#### Listing ####

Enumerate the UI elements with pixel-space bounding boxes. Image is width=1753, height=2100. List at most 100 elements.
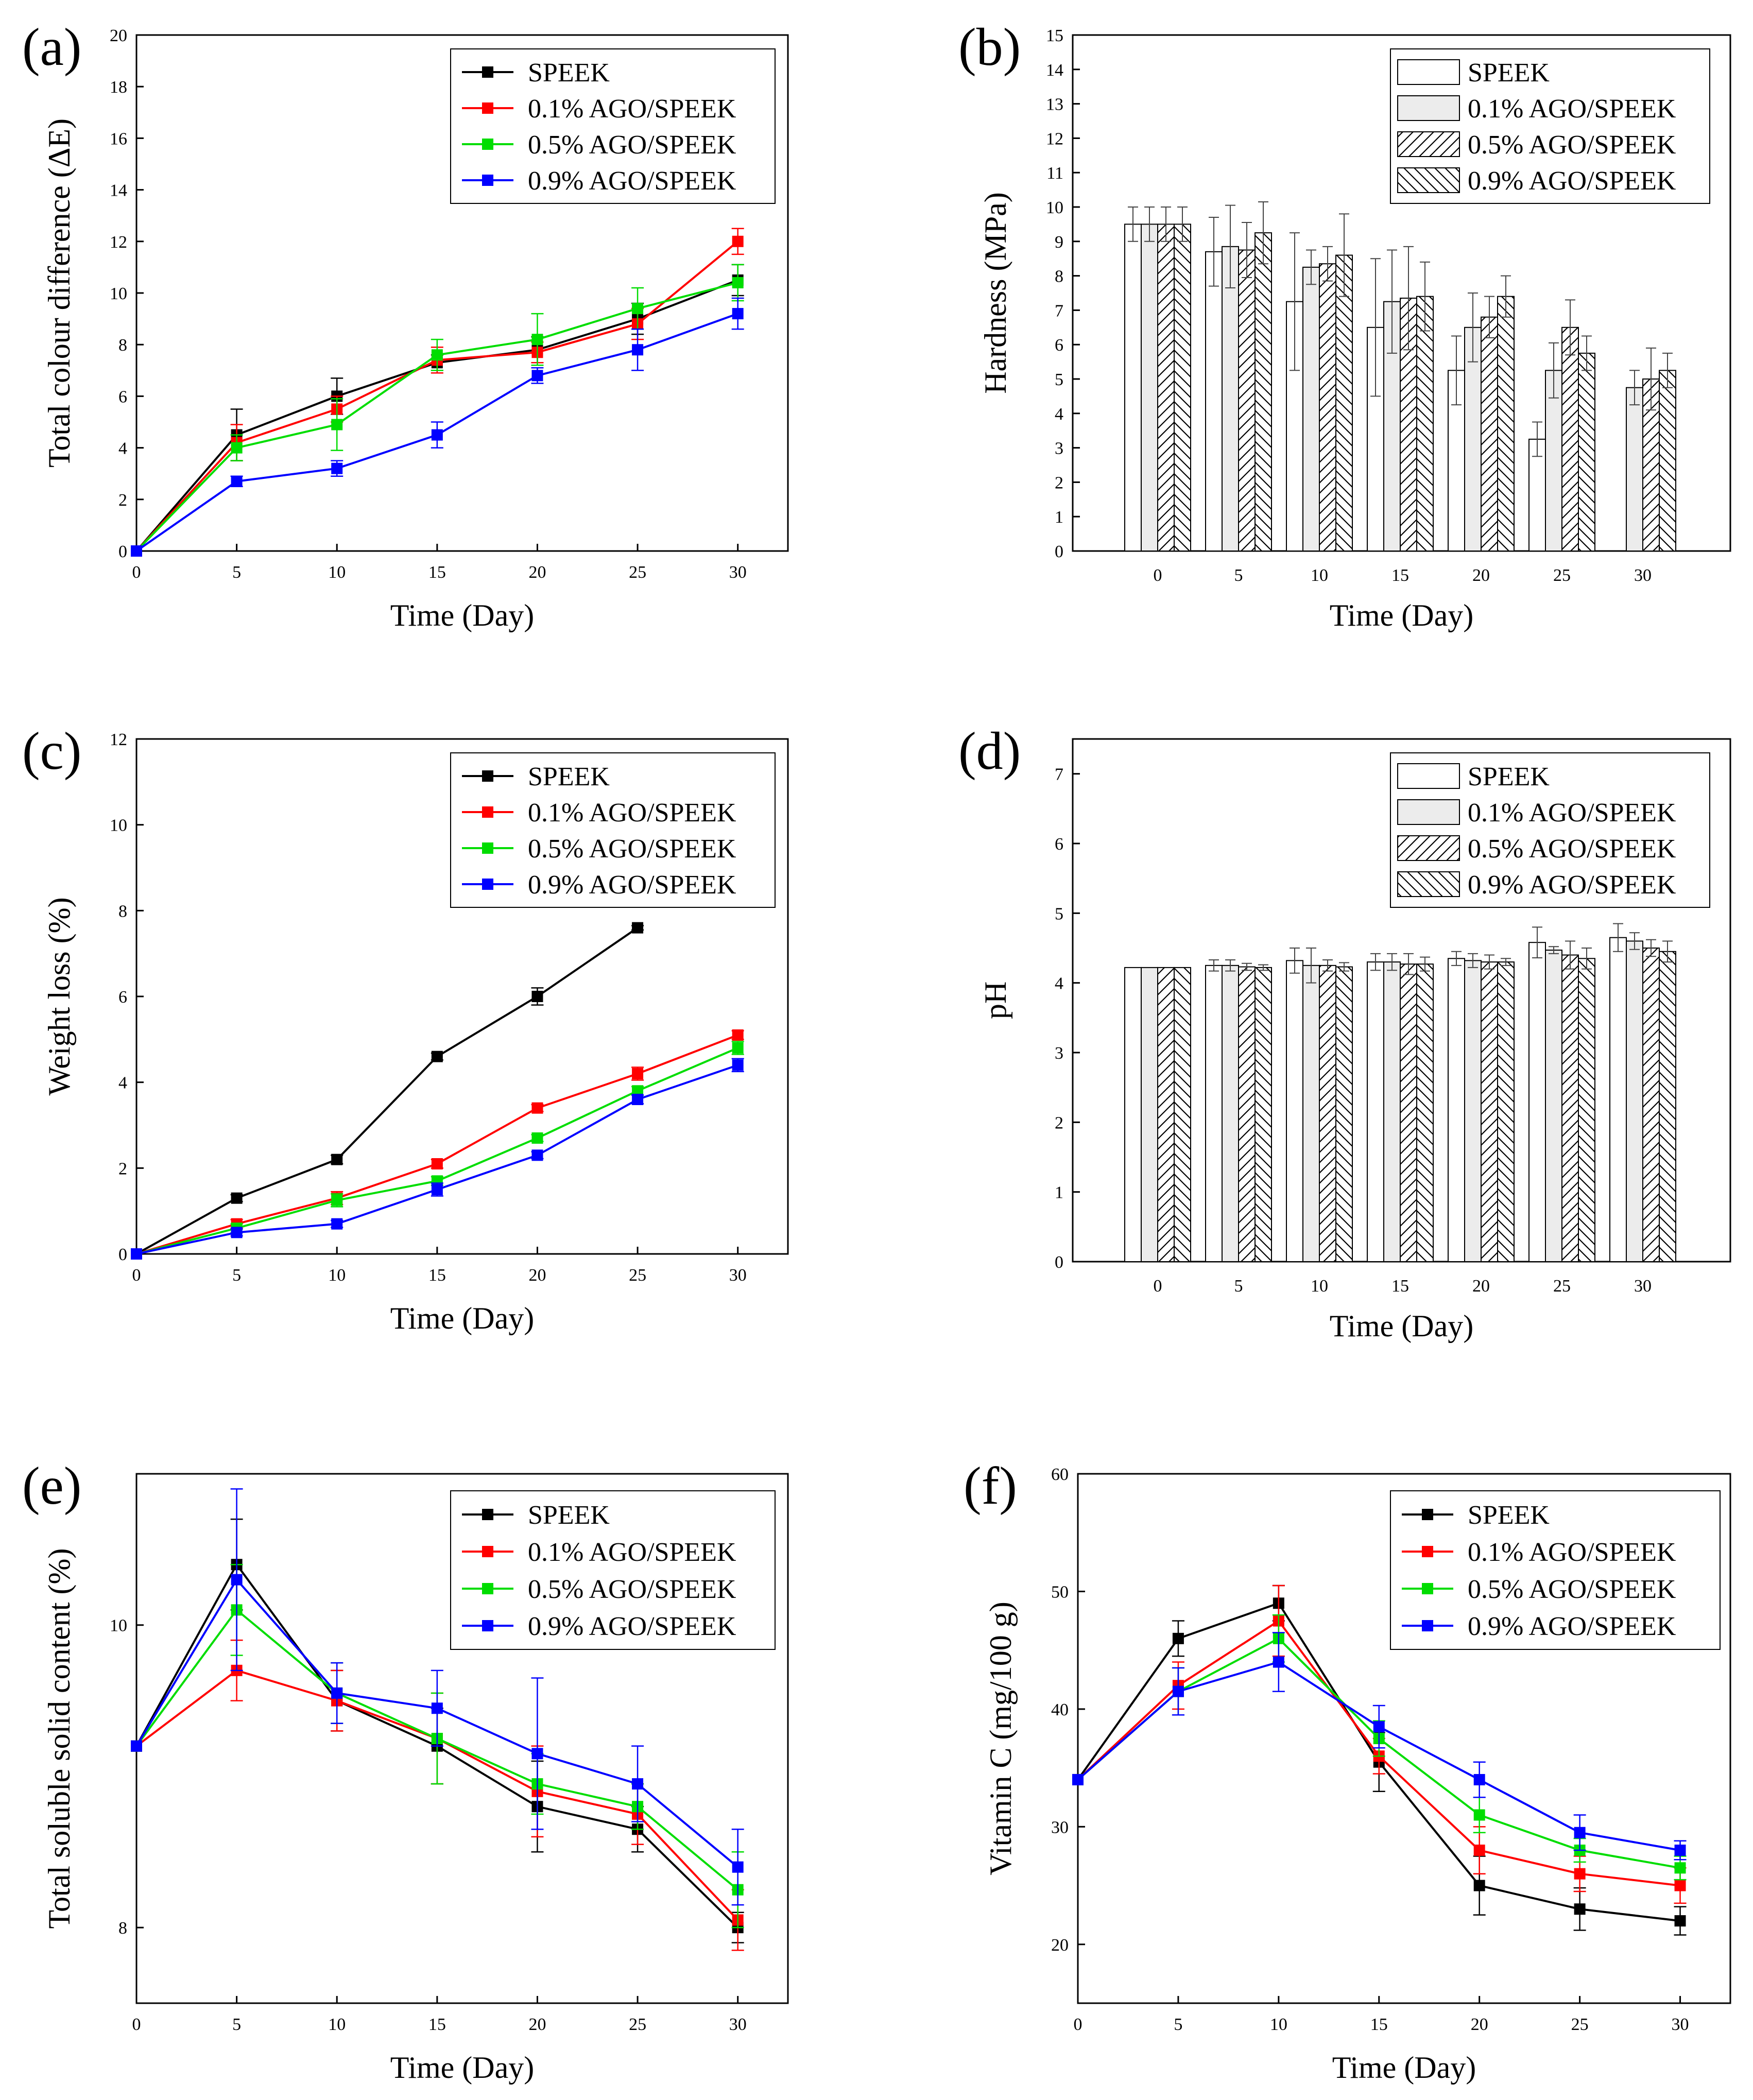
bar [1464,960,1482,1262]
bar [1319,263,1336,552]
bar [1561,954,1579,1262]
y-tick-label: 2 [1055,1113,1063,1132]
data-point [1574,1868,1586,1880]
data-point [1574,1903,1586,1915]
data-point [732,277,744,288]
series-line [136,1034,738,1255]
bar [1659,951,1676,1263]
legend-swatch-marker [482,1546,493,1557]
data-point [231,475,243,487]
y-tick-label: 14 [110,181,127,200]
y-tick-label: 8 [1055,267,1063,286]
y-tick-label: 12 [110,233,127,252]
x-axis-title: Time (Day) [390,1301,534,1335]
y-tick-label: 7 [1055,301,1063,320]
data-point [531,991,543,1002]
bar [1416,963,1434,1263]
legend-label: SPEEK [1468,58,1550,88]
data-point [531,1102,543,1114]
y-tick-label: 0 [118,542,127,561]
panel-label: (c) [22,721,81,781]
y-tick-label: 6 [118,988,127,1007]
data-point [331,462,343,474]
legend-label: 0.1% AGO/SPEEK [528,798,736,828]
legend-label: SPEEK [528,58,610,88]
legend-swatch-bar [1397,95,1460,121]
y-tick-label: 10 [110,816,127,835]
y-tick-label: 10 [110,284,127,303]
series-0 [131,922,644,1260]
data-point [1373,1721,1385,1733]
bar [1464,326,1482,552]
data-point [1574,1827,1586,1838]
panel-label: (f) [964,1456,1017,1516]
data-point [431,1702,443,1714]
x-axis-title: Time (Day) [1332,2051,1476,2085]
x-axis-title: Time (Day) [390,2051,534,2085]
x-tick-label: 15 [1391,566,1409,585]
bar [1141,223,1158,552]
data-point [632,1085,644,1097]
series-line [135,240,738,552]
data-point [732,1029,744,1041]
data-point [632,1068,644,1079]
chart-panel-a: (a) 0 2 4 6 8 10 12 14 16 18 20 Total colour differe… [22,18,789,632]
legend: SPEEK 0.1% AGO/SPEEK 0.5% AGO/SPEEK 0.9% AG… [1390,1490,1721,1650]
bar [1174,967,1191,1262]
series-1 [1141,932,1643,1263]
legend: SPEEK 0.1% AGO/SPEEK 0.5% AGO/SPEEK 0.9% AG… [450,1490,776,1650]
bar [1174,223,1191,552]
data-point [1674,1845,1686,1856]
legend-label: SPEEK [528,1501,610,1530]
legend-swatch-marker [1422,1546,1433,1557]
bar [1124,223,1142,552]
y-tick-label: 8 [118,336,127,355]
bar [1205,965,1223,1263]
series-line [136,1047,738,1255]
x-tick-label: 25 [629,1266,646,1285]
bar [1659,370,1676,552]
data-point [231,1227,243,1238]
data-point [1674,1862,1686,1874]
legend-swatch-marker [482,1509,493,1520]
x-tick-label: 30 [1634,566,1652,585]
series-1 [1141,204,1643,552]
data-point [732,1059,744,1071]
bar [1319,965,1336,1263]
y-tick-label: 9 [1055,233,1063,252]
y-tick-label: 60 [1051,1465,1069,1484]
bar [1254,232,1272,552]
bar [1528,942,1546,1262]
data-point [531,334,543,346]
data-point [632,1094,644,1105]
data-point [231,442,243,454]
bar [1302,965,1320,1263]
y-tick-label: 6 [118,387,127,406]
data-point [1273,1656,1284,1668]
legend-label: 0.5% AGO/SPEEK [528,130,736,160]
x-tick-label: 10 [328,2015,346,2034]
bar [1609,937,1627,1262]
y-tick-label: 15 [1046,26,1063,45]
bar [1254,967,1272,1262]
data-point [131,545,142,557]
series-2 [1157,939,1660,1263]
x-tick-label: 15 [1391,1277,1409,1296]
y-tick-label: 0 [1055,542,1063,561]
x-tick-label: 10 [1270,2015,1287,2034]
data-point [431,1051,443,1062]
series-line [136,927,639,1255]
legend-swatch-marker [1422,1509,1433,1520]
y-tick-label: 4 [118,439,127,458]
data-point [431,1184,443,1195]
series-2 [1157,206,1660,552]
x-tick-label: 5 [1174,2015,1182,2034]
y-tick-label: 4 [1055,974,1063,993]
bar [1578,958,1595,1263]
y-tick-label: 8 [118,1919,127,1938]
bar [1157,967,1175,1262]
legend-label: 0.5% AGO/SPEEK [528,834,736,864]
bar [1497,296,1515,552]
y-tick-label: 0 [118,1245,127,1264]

####
#### Listing ####

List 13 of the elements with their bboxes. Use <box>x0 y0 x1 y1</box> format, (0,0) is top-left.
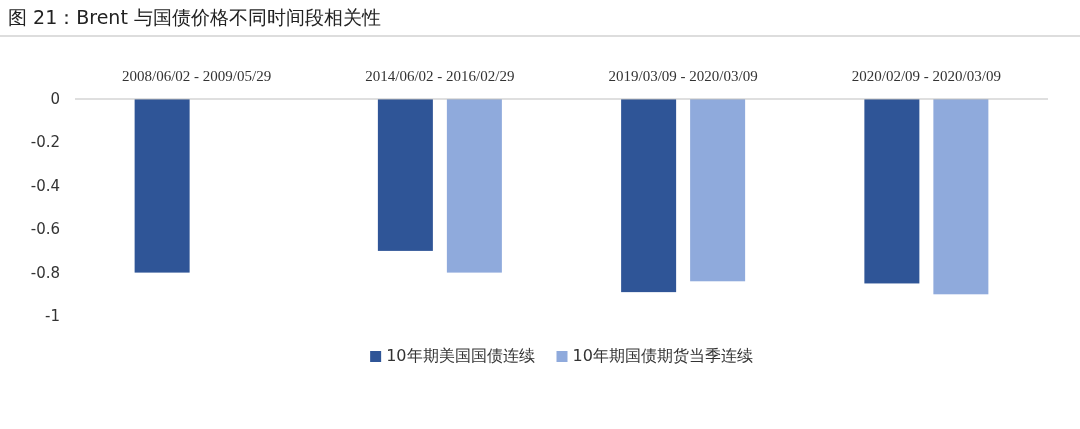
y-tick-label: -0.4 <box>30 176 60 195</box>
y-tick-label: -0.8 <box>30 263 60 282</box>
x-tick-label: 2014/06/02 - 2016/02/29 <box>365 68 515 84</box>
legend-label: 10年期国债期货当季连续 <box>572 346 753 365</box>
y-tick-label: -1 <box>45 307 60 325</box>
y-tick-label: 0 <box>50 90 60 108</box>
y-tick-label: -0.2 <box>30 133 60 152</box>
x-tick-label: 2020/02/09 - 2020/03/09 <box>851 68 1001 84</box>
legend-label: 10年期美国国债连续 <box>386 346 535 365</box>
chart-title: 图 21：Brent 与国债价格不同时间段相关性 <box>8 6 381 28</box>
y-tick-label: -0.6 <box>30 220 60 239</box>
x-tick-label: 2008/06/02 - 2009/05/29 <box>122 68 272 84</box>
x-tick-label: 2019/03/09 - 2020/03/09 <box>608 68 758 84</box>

####

» **Exercise requirements**
Give the item lines starting at the one containing "Enumerate the UI" and ending at the one containing "data-point [632,1085,644,1097]", both included, as a Markdown table with the columns Row and Item line, skipping blank lines and leaving out the pictures.

» **Task response**
| Row | Item line |
|---|---|
| 1 | Enumerate the UI elements with pixel-space bounding boxes. Image is width=1753, height=2100. List at most 100 elements. |
| 2 | bar [1464,960,1482,1262] |
| 3 | bar [1319,263,1336,552] |
| 4 | bar [1561,954,1579,1262] |
| 5 | y-tick-label: 2 [1055,1113,1063,1132] |
| 6 | data-point [1574,1868,1586,1880] |
| 7 | data-point [1574,1903,1586,1915] |
| 8 | data-point [732,277,744,288] |
| 9 | series-line [136,1034,738,1255] |
| 10 | bar [1659,951,1676,1263] |
| 11 | legend-swatch-marker [482,1546,493,1557] |
| 12 | data-point [231,475,243,487] |
| 13 | y-tick-label: 14 [110,181,127,200] |
| 14 | y-tick-label: 8 [1055,267,1063,286] |
| 15 | y-tick-label: 12 [110,233,127,252] |
| 16 | x-axis-title: Time (Day) [390,1301,534,1335] |
| 17 | y-tick-label: 7 [1055,301,1063,320] |
| 18 | data-point [531,991,543,1002] |
| 19 | bar [1416,963,1434,1263] |
| 20 | legend-label: SPEEK [1468,58,1550,88] |
| 21 | data-point [531,1102,543,1114] |
| 22 | y-tick-label: 0 [118,542,127,561] |
| 23 | panel-label: (c) [22,721,81,781] |
| 24 | y-tick-label: 6 [118,988,127,1007] |
| 25 | data-point [331,462,343,474] |
| 26 | legend-label: 0.1% AGO/SPEEK [528,798,736,828] |
| 27 | legend-label: SPEEK [528,58,610,88] |
| 28 | legend-swatch-bar [1397,95,1460,121] |
| 29 | y-tick-label: 10 [110,816,127,835] |
| 30 | y-tick-label: 10 [110,284,127,303] |
| 31 | series-0 [131,922,644,1260] |
| 32 | data-point [1373,1721,1385,1733] |
| 33 | bar [1464,326,1482,552] |
| 34 | data-point [1574,1827,1586,1838] |
| 35 | panel-label: (f) [964,1456,1017,1516] |
| 36 | data-point [431,1702,443,1714] |
| 37 | x-axis-title: Time (Day) [1332,2051,1476,2085] |
| 38 | x-axis-title: Time (Day) [390,2051,534,2085] |
| 39 | x-tick-label: 15 [1391,566,1409,585] |
| 40 | bar [1141,223,1158,552] |
| 41 | data-point [632,1085,644,1097] |